■ Aim of the exercise
Comb the records below for the string "natural" and copy each line where it turns up.

■ Extracted information

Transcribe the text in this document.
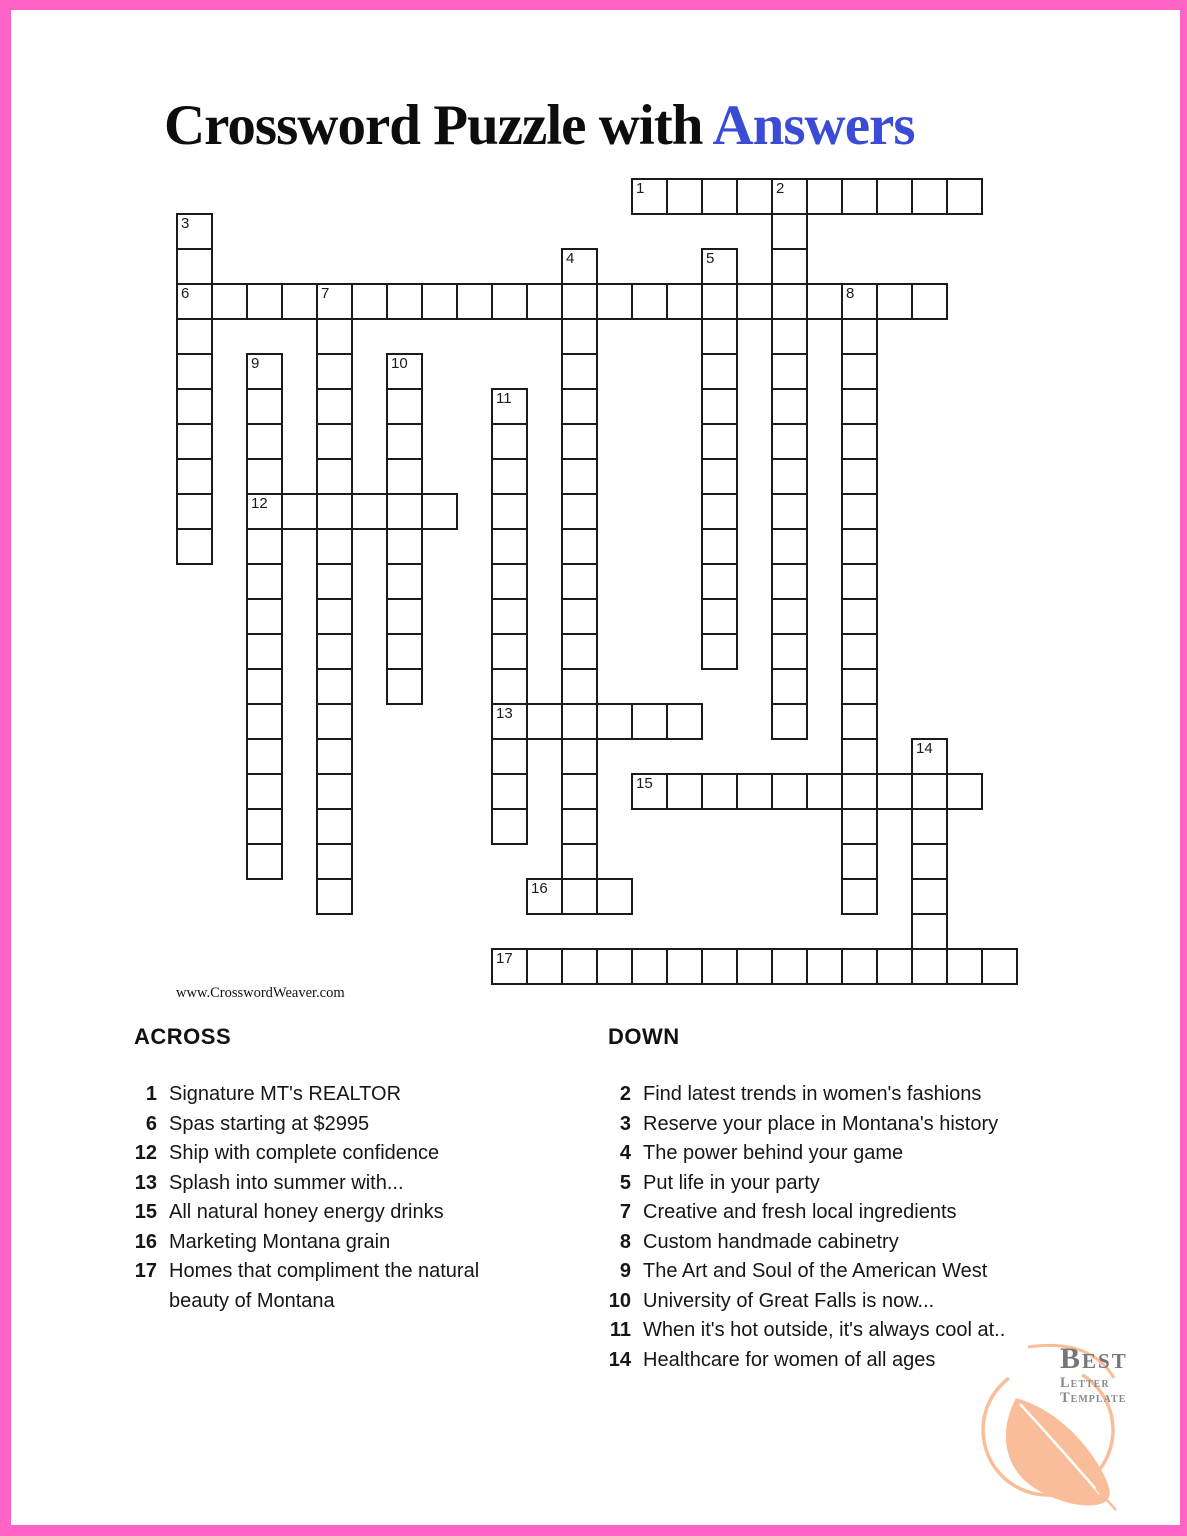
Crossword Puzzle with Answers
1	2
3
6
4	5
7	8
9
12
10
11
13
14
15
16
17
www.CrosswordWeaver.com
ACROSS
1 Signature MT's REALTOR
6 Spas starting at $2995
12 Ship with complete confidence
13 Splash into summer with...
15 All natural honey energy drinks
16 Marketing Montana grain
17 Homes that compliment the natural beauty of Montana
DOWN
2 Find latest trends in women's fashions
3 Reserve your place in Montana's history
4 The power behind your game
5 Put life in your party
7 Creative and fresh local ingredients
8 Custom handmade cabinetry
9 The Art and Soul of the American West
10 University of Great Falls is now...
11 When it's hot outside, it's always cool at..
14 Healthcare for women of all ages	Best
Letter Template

■ Solution to this problem
15 All natural honey energy drinks
17 Homes that compliment the natural beauty of Montana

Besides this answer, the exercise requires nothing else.